▶ Reading passage:
Thursday, February 28, 2008

Day Four- Fantastic.

It probably doesn't hurt that the weather is effing Amazing right now. Yesterday afternoon I got home and immediately headed back out for a run on Mt. Tabor. Two laps around the lower reservoir.

On running: It is something that I have always wanted to enjoy. It usually ended up feeling tedious, not to mention quite painful. However, since my knee injury I've been looking for ways to keep in shape that isn't roller skating...
I also have this problem that is me being in competition with myself- so even if I start out at a nice leisurely pace, I will end up going harder and faster than I really should be.
But last night- It was great. I took it easy (I wasn't sure if my diet as of recently would affect my energy levels- it did a bit). It was great.

I came home and took an Epsom salt bath, which made my whole body heavy. I could have gone to sleep then, but I had to eat dinner.

I did end up getting an excellent nights' sleep, and this day is even more bright and sunny than yesterday.

I also don't feel as hungry as I have been. However, this evening poses a new challenge- going to a bar and Not Drinking. I feel confident, though. I've got a teammate to back me up, to be held accountable to. It also turns out that I have a pretty amazing will power. I think that I am usually just lazy and choose not to use it. I haven't really felt tempted by forbidden foods, yet.

Wednesday, February 27, 2008

Day 3: Musings

The boredom has (already set in). It probably doesn't help that this might just be the most boring week of work ever.

I've been spending time pondering the spacial concept of a porta-potty. For those of you who are unaware, I work out of a trailer on a construction site. There is no indoor plumbing. My own (women only) porta-potty is right next to the garage entrance of the building. It has a lock on it, and where it sits now will be turned into additional parking for the apartments across the street. This brings up an interesting thought: the strange 4'x4' plastic-walled room designates that space as a place to urinate and defecate. I can't help but think (when I'm sitting in there) of how taboo it would be if miraculously the plastic room disappeared. Completely inappropriate. Just a little bit of plastic an blue liquid can make absolutely any location into a socially acceptable place to defecate.

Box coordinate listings
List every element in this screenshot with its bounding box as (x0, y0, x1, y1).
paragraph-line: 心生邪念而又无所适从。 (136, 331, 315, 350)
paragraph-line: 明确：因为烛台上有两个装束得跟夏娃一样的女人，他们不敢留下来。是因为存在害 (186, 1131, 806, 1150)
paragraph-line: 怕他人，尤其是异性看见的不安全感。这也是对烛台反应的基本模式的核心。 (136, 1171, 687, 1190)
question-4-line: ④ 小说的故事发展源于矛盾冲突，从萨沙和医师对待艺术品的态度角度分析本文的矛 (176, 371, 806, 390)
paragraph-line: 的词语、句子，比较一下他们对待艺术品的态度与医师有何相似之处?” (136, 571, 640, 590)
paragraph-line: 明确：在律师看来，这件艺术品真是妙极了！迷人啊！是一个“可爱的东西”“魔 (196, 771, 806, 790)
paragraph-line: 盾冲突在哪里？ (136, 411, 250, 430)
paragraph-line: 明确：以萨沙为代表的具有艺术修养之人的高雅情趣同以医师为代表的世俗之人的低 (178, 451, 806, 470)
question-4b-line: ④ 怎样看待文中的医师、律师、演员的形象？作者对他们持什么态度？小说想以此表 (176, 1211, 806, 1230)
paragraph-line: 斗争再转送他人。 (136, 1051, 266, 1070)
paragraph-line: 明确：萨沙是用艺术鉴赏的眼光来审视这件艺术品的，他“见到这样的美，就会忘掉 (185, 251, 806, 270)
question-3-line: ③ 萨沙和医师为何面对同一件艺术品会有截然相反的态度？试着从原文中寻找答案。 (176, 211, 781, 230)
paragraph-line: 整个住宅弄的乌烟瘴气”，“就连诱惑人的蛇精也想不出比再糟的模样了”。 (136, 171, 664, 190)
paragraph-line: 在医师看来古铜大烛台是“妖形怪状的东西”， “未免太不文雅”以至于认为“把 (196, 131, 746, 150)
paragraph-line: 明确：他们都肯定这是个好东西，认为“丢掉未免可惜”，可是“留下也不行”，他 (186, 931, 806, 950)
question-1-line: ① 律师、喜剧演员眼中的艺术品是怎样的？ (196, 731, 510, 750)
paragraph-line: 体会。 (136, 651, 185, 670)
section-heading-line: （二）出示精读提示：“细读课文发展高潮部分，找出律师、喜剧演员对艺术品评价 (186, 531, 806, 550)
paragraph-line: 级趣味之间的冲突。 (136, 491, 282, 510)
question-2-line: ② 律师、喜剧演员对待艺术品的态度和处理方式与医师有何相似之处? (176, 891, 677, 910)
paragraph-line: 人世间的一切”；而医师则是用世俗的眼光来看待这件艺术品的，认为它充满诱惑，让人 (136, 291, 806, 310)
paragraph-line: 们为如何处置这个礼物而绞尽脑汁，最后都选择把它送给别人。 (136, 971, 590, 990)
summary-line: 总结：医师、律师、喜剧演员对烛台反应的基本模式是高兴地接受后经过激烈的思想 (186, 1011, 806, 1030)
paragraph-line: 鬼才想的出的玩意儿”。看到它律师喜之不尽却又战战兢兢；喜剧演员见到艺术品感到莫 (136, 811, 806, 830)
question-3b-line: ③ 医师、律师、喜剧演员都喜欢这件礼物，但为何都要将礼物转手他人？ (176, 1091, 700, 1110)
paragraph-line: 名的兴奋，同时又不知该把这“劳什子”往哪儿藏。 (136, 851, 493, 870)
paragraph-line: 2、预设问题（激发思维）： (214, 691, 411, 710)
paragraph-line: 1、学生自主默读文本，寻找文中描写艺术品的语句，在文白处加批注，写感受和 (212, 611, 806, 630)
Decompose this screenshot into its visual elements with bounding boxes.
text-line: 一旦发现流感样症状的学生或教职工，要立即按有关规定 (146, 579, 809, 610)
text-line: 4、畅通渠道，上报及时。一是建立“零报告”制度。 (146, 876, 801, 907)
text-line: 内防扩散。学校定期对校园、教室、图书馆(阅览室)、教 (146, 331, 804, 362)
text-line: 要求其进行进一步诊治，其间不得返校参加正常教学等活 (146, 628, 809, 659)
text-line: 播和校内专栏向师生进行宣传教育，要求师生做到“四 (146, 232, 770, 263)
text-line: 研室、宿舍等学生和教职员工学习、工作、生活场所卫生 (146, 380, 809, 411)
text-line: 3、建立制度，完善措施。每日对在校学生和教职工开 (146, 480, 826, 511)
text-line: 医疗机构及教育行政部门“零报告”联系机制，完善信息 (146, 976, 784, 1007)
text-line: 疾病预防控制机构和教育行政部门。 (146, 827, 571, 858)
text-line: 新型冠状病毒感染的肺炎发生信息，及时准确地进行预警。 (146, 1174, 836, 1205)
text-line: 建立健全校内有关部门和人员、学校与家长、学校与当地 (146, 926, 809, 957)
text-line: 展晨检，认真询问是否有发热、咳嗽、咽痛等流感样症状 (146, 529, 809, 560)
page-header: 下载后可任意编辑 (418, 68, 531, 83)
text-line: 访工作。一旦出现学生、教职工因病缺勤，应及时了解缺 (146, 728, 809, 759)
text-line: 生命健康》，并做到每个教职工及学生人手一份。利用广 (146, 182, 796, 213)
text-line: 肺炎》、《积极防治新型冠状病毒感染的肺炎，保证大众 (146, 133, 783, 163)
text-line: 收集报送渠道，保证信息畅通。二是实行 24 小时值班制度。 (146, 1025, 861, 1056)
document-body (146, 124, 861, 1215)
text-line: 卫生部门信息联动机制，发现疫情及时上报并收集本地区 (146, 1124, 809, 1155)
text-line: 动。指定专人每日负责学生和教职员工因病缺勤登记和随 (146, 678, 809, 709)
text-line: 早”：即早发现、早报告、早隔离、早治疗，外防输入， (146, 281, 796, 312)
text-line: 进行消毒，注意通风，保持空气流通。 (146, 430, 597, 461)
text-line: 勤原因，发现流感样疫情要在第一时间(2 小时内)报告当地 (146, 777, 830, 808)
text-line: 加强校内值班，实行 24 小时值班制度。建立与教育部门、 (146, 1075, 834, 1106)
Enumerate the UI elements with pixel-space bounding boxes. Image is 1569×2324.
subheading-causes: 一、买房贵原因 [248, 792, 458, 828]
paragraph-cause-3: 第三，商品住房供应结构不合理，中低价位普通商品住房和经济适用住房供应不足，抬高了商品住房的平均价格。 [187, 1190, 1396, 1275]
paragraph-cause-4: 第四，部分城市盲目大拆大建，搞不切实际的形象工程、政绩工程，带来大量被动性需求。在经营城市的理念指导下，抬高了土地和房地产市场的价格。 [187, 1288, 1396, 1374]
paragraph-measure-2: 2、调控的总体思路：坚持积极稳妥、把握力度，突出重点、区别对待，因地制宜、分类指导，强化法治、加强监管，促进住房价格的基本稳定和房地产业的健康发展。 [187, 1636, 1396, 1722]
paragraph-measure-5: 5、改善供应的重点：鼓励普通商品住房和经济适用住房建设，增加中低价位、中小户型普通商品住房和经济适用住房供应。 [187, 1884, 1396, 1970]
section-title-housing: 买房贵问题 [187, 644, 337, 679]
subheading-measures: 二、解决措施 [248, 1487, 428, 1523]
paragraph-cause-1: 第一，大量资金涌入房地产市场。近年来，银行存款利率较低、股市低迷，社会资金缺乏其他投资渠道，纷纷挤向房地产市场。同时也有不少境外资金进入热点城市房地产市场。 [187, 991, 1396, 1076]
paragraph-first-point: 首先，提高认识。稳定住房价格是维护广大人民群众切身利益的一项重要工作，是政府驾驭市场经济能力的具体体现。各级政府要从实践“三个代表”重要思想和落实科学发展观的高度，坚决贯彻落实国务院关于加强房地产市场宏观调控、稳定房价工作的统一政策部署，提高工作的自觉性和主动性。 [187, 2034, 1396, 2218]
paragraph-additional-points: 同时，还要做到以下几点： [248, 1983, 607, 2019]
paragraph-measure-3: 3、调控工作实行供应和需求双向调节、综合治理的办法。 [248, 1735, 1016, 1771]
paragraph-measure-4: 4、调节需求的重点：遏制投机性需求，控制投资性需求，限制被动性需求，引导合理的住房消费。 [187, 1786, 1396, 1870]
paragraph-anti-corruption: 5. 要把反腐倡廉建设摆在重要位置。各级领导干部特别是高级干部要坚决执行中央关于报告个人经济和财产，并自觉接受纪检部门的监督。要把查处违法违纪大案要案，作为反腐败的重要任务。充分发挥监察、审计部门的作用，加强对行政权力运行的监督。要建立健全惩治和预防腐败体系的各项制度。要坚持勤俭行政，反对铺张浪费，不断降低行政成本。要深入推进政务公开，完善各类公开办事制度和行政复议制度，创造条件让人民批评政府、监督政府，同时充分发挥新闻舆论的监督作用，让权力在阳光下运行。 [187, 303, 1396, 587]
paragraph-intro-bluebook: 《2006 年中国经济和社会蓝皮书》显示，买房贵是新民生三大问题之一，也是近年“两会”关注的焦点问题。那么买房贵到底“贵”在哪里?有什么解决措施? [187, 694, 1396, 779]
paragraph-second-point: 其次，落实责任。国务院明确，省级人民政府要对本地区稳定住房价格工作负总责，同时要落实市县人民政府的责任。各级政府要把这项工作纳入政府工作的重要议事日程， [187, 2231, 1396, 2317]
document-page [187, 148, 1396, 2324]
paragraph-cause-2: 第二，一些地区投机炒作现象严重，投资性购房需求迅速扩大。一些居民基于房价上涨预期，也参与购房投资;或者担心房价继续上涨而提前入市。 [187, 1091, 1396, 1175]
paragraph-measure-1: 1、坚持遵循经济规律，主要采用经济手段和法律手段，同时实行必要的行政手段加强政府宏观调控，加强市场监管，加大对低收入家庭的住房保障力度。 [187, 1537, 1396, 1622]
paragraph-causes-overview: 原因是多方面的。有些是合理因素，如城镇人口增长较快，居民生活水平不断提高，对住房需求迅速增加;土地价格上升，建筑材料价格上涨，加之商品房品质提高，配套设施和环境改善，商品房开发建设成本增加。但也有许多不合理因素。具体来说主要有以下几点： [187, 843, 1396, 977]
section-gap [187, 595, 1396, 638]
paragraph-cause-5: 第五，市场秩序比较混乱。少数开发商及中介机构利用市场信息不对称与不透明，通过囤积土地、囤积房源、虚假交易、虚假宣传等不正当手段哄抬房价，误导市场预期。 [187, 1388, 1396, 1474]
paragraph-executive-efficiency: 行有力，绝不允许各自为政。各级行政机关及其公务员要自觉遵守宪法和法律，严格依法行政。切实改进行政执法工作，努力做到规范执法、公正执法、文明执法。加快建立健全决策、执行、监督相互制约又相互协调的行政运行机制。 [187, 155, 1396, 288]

▶ Exercises to complete:
• 1. Decide whether each statement agrees with the diary, answering yes or no and quoting the words that settle it: (a) the writer ran two laps around the lower reservoir on Mt. Tabor; (b) the writer's workplace trailer has indoor plumbing; (c) the writer now feels hungrier than before.
• 2. Extend the diary about the writer's running and dieting week, picking up after its final sentence.
The entries have no connection to the diary.

▶ Task responses:
• 1.
(a) Yes: "Two laps around the lower reservoir."
(b) No: "There is no indoor plumbing."
(c) No: "I also don't feel as hungry as I have been."

• 2.
That thought really doesn't cease to baffle me- just a little bit.

Also: I am gaining a new appreciation for Jimmy Buffet.

Back to Detox:

I suffered through a horrendous headache-filled afternoon yesterday. It carried into this morning. I was able to shut it up with a large cup of Jasmine tea- which is, apparently an acceptable amount of caffeine. That, and the amount of caffeine in the tea is counter-weighed by the health benefits of green tea. Yeah!

This evening- Soup.

Tuesday, February 26, 2008

Day 2: Coffee

I maintain that I don't have an addictive personality. Nope. Those vices that hook some people, while I can't claim that I am immune to their addictive properties, I manage to get away without too much of an effort.

Then there is coffee.

I wasn't too scared about getting rid of coffee from my day to day life for a while. It is one of those routine morning comforts that help you get through the first half of your day. This had been somewhat of a necessity due to my tendency to go to bed late, and get up early. I'd gone without coffee on occasion, and it didnt' cause my any pain or strife.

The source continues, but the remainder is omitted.